## EXERCISE DETAILS
Below is a listing. Gather each line of it that contains "arcsec".

## INPUT ROWS
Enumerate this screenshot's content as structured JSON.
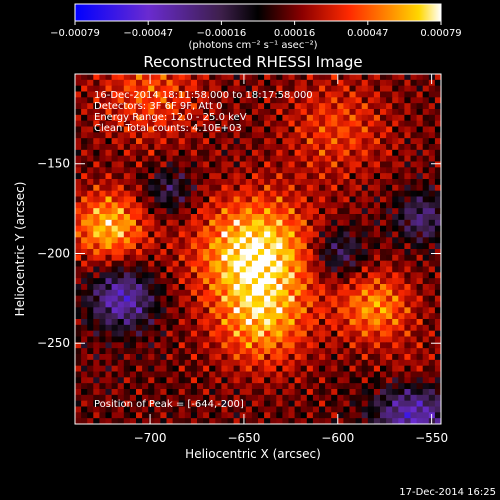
{
  "chart_data": {
    "type": "heatmap",
    "title": "Reconstructed RHESSI Image",
    "xlabel": "Heliocentric X (arcsec)",
    "ylabel": "Heliocentric Y (arcsec)",
    "xlim": [
      -740,
      -545
    ],
    "ylim": [
      -295,
      -100
    ],
    "xticks": [
      -700,
      -650,
      -600,
      -550
    ],
    "yticks": [
      -150,
      -200,
      -250
    ],
    "xtick_labels": [
      "−700",
      "−650",
      "−600",
      "−550"
    ],
    "ytick_labels": [
      "−150",
      "−200",
      "−250"
    ],
    "colorbar": {
      "range": [
        -0.00079,
        0.00079
      ],
      "tick_labels": [
        "−0.00079",
        "−0.00047",
        "−0.00016",
        "0.00016",
        "0.00047",
        "0.00079"
      ],
      "unit_label": "(photons cm⁻² s⁻¹ asec⁻²)",
      "colors": [
        "#0000ff",
        "#6a2bd0",
        "#3d1f4a",
        "#000000",
        "#8b0000",
        "#ff2a00",
        "#ff8c00",
        "#ffd700",
        "#ffffff"
      ]
    },
    "annotations": [
      "16-Dec-2014 18:11:58.000 to 18:17:58.000",
      "Detectors: 3F 6F 9F, Att 0",
      "Energy Range: 12.0 - 25.0 keV",
      "Clean     Total counts: 4.10E+03"
    ],
    "peak_label": "Position of Peak = [-644,-200]",
    "peak": [
      -644,
      -200
    ]
  },
  "footer_timestamp": "17-Dec-2014 16:25"
}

## COMPLETED EXERCISE
    "xlabel": "Heliocentric X (arcsec)",
    "ylabel": "Heliocentric Y (arcsec)",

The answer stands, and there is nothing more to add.